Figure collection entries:
━━━
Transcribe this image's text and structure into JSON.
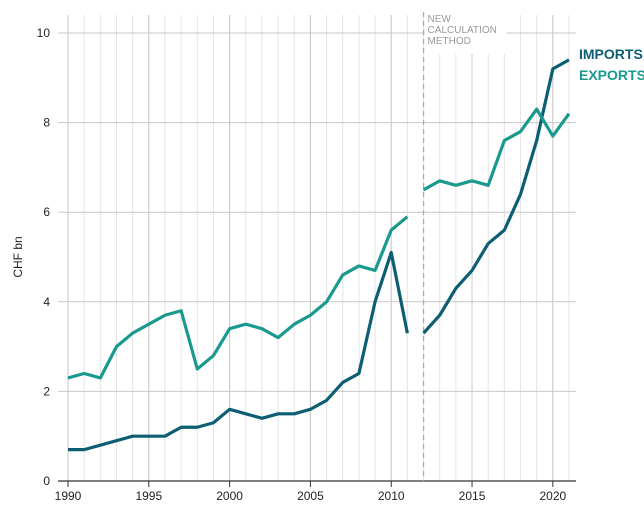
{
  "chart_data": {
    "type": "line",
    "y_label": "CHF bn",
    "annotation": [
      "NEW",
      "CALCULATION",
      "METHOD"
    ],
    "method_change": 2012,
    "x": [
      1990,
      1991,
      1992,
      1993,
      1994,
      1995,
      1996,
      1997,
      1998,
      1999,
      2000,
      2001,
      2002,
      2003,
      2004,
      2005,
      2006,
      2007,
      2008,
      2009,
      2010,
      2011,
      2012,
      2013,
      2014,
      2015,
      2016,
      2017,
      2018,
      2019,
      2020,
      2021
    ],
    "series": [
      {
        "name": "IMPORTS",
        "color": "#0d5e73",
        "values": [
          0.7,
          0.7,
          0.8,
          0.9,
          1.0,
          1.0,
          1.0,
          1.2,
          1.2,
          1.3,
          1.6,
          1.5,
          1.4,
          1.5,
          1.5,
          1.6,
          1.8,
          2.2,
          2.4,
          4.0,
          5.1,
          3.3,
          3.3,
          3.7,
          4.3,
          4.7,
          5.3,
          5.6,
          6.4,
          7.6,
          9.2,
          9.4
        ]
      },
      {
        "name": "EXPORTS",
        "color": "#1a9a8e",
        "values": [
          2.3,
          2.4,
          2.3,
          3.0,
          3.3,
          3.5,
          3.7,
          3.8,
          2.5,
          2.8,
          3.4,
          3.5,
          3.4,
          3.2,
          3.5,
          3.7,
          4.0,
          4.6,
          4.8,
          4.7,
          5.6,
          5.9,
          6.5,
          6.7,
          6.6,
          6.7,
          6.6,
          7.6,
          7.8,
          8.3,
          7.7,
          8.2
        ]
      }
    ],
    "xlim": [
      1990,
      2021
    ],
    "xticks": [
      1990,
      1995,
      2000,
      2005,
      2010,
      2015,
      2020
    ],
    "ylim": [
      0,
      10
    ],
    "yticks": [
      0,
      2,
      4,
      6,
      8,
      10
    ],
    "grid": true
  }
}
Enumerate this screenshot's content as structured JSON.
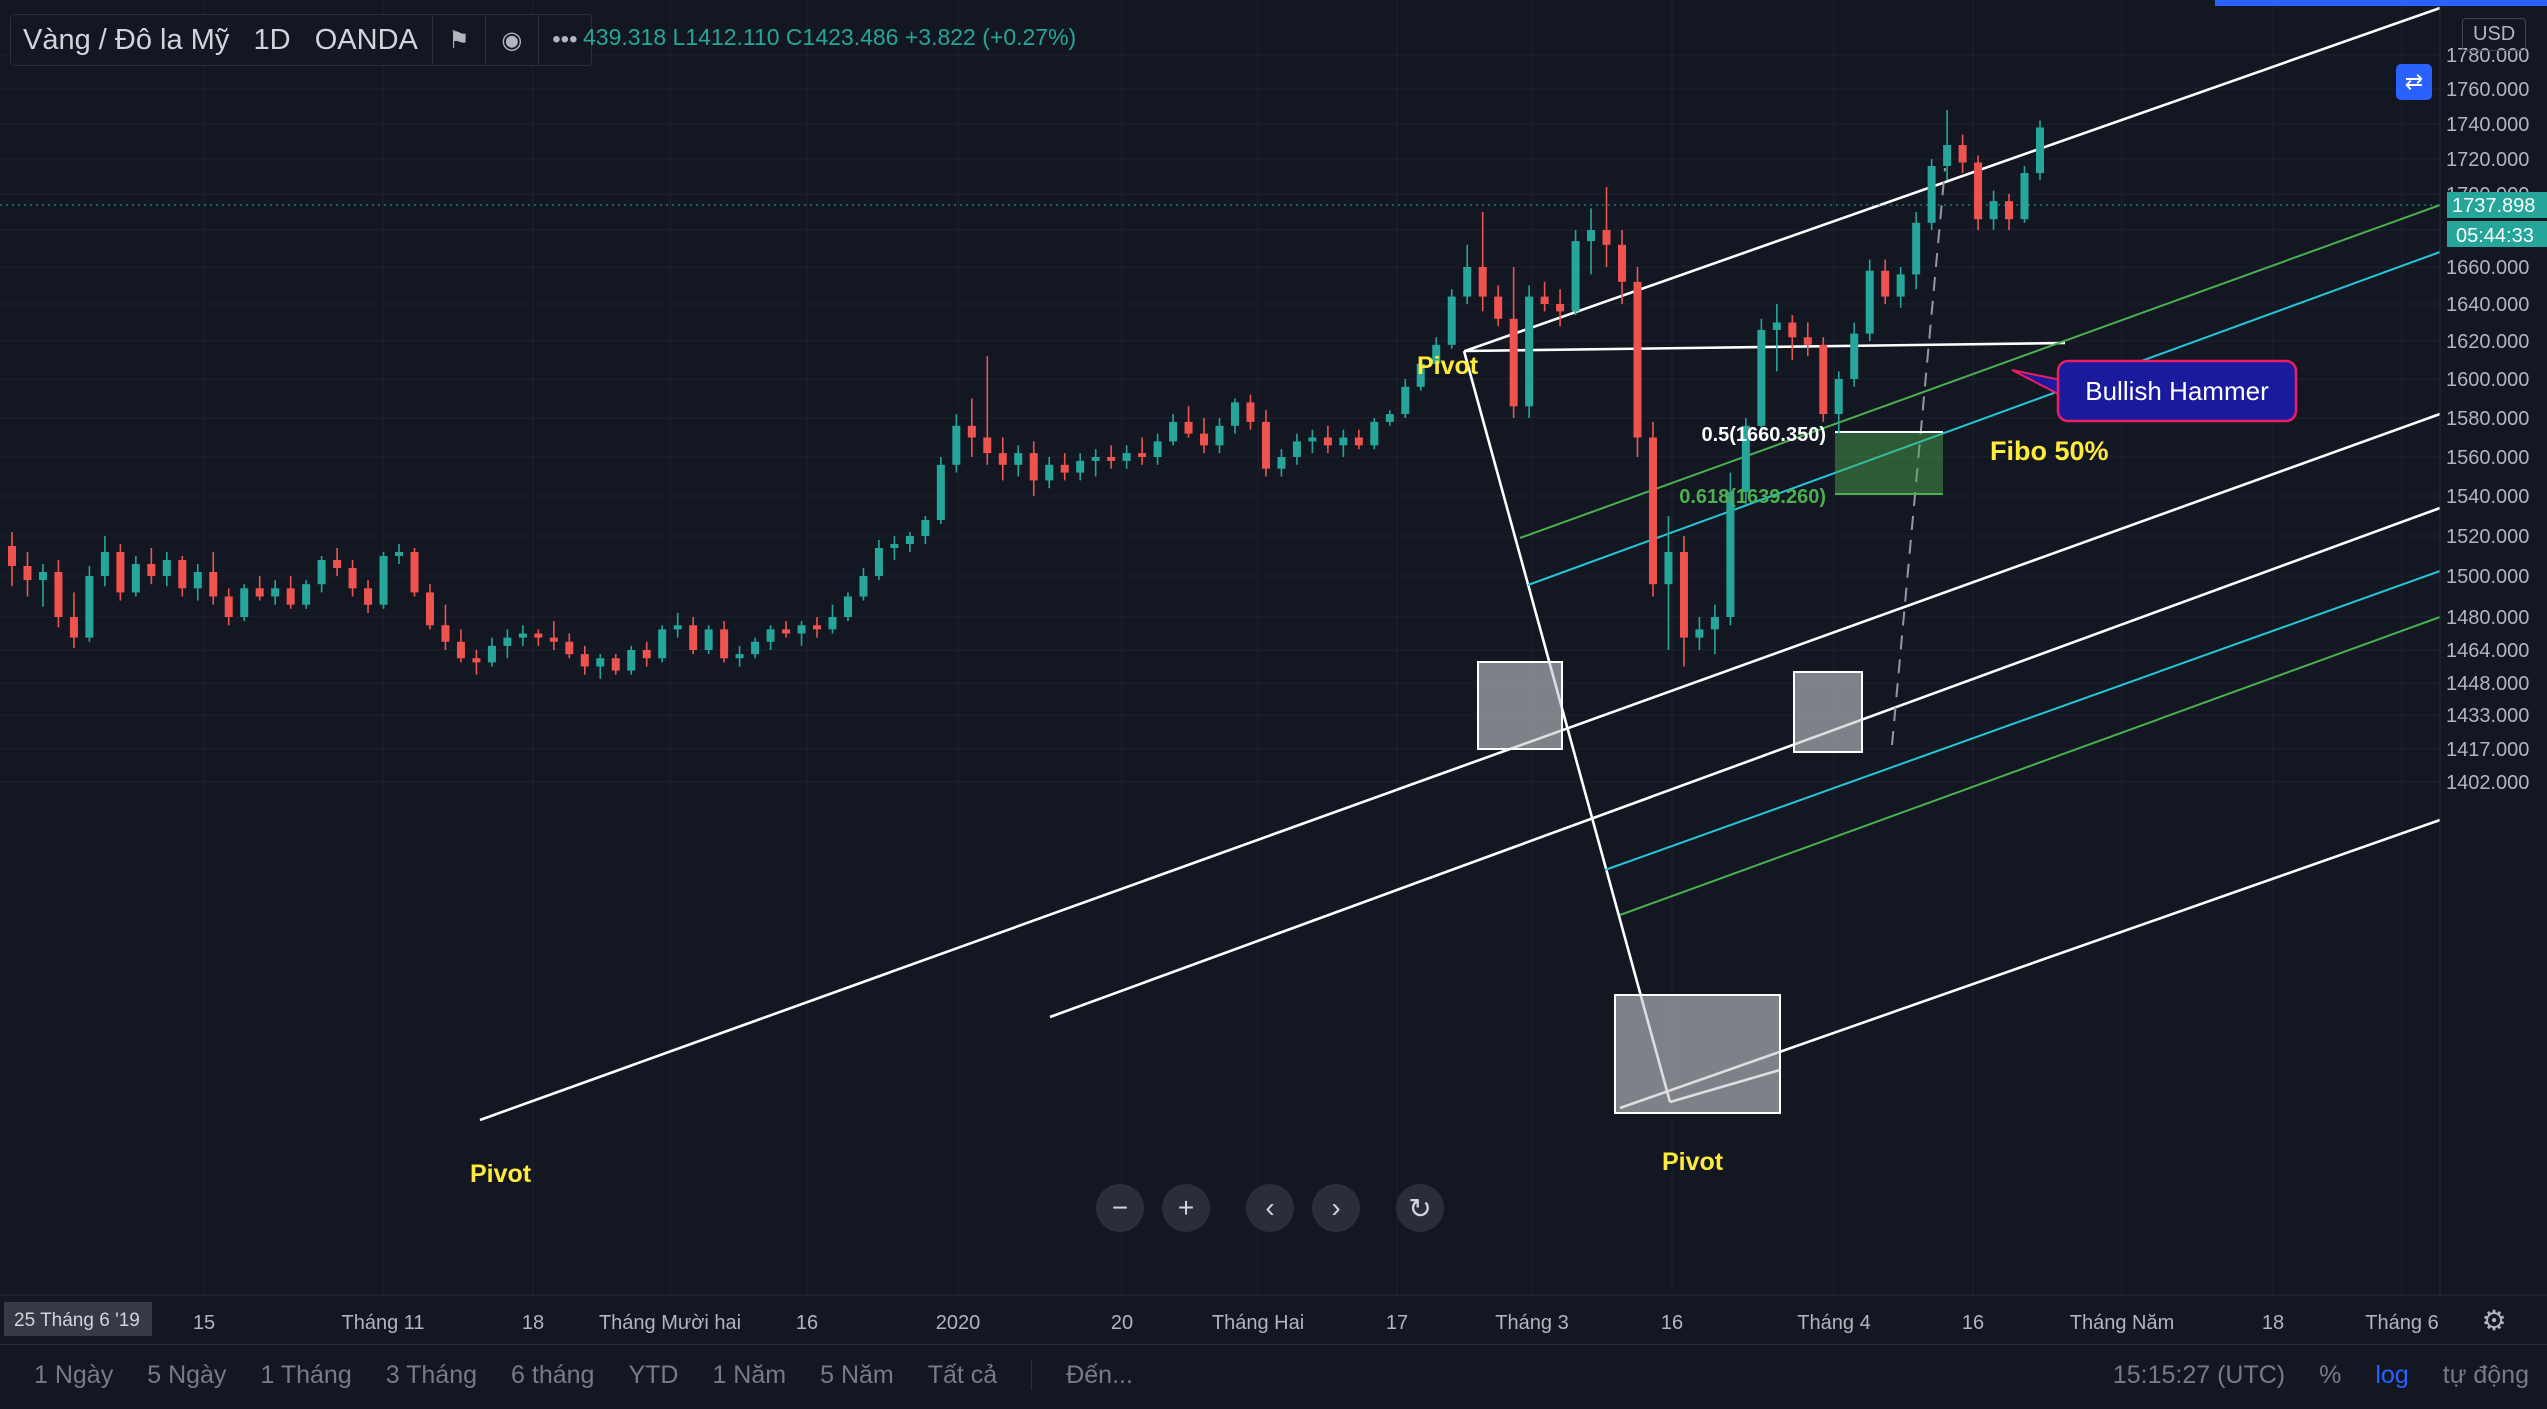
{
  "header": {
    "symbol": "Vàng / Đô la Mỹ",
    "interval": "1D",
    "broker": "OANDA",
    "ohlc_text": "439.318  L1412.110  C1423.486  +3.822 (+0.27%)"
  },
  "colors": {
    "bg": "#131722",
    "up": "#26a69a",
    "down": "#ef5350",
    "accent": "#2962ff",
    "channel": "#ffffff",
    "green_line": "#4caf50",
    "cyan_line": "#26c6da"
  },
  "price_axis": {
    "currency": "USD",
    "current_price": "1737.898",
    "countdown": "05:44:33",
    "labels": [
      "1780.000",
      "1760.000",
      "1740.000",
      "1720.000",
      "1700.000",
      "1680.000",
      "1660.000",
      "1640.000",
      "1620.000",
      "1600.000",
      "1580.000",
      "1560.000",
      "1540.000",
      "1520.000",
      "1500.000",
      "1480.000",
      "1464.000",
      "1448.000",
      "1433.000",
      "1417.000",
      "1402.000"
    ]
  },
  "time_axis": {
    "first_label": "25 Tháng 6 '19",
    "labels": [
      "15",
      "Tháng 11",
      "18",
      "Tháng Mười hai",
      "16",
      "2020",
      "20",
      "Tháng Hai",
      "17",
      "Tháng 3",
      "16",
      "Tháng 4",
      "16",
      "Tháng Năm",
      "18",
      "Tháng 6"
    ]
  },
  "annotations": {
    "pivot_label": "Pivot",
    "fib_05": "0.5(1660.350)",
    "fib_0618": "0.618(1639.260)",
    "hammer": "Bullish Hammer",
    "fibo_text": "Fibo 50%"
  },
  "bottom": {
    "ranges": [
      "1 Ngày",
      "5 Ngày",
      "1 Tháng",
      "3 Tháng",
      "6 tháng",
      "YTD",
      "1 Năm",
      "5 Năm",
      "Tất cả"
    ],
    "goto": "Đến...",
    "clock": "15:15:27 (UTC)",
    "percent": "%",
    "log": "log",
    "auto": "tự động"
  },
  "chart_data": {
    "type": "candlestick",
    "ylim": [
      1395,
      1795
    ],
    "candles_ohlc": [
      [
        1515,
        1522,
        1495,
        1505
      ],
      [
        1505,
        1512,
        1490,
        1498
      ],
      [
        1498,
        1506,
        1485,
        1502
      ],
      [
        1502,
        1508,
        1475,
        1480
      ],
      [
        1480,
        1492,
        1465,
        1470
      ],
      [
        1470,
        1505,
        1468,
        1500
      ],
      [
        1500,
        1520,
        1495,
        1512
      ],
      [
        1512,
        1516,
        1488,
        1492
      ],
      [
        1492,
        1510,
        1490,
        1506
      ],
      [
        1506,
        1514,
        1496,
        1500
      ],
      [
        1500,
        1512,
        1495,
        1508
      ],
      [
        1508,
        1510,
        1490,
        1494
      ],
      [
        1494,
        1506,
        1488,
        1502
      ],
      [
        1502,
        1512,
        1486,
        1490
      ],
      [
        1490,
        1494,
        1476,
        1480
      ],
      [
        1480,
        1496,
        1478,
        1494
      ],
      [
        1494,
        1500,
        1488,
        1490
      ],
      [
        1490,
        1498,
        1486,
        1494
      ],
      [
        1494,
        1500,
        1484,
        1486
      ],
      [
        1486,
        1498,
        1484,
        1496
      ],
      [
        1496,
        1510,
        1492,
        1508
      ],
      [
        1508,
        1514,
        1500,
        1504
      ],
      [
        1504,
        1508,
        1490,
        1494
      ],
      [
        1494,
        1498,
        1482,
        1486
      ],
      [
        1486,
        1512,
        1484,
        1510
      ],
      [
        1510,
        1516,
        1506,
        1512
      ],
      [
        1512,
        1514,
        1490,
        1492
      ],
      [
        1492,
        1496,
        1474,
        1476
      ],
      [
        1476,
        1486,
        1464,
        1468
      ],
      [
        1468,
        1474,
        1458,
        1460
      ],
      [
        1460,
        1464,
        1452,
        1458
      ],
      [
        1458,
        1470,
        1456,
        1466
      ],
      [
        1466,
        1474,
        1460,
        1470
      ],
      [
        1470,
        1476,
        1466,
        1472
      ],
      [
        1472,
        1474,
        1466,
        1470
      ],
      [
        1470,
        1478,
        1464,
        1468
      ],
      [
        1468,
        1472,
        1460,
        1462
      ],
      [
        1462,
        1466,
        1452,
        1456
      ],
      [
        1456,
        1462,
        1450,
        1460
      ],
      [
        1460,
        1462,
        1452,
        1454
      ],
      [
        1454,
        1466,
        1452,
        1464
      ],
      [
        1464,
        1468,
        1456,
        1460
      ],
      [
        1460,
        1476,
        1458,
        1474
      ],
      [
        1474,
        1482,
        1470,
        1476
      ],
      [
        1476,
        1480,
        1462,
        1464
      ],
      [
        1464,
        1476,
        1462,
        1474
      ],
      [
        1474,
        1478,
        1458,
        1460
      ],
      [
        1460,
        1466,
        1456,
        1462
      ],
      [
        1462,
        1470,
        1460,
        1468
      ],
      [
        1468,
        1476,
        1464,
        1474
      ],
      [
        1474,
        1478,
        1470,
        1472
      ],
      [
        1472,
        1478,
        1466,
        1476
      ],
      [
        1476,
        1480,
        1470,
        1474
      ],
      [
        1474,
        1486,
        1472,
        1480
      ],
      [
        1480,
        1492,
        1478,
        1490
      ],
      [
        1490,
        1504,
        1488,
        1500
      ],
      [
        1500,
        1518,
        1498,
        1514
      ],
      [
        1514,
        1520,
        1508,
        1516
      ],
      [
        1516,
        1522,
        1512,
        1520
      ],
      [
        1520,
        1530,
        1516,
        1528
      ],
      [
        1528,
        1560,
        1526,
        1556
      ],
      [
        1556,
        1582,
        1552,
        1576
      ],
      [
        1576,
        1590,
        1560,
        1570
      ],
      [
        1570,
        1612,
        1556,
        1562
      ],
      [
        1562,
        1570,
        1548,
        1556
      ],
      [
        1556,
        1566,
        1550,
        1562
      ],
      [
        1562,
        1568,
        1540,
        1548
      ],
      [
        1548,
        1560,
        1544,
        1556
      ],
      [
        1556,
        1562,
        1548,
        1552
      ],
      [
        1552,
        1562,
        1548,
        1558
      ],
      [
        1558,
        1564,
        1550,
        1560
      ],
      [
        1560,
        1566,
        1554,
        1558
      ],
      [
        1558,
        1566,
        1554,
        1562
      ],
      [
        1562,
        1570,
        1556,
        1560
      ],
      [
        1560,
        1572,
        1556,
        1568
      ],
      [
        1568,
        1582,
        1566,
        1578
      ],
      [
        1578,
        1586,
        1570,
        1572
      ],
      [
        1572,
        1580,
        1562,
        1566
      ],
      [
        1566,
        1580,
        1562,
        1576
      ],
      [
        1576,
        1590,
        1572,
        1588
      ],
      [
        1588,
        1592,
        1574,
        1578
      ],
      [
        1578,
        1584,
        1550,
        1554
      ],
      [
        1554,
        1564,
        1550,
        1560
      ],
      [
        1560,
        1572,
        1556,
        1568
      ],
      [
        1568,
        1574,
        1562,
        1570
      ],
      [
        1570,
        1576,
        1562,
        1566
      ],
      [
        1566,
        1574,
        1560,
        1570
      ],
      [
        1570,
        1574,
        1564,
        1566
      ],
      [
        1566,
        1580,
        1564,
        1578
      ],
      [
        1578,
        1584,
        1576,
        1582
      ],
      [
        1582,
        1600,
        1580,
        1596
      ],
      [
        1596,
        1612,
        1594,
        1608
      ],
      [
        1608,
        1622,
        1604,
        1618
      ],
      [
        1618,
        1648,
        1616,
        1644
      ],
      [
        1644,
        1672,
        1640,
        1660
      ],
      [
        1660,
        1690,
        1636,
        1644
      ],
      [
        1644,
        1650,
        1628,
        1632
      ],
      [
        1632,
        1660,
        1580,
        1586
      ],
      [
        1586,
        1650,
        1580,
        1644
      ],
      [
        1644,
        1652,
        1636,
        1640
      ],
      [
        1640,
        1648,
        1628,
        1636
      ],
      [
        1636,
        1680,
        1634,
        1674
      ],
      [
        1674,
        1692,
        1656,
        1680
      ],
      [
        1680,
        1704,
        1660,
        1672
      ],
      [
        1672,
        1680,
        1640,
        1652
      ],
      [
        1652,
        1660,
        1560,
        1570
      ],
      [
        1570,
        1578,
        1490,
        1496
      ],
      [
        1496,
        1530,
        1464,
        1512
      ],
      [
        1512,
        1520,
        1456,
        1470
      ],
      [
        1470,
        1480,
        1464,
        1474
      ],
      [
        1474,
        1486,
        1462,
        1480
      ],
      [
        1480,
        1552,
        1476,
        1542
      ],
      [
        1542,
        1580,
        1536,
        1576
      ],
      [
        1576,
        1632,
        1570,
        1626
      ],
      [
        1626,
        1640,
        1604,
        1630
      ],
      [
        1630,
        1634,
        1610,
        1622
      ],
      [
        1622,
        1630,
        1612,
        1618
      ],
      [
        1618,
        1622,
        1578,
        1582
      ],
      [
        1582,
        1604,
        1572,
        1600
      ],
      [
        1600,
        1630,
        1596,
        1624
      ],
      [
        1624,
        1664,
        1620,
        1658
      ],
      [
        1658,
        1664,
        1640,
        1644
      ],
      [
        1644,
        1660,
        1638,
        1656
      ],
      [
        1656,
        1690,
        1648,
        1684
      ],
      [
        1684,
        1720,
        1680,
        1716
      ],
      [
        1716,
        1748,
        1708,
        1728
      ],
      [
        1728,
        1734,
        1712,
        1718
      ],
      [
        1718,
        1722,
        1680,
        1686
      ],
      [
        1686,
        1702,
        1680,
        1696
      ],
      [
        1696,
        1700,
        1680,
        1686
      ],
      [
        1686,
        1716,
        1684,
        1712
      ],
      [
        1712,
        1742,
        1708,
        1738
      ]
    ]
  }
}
━━━
Work out how many lines of the listing above include "JSON". Answer with the number and nothing more.

● **Result of the task**
2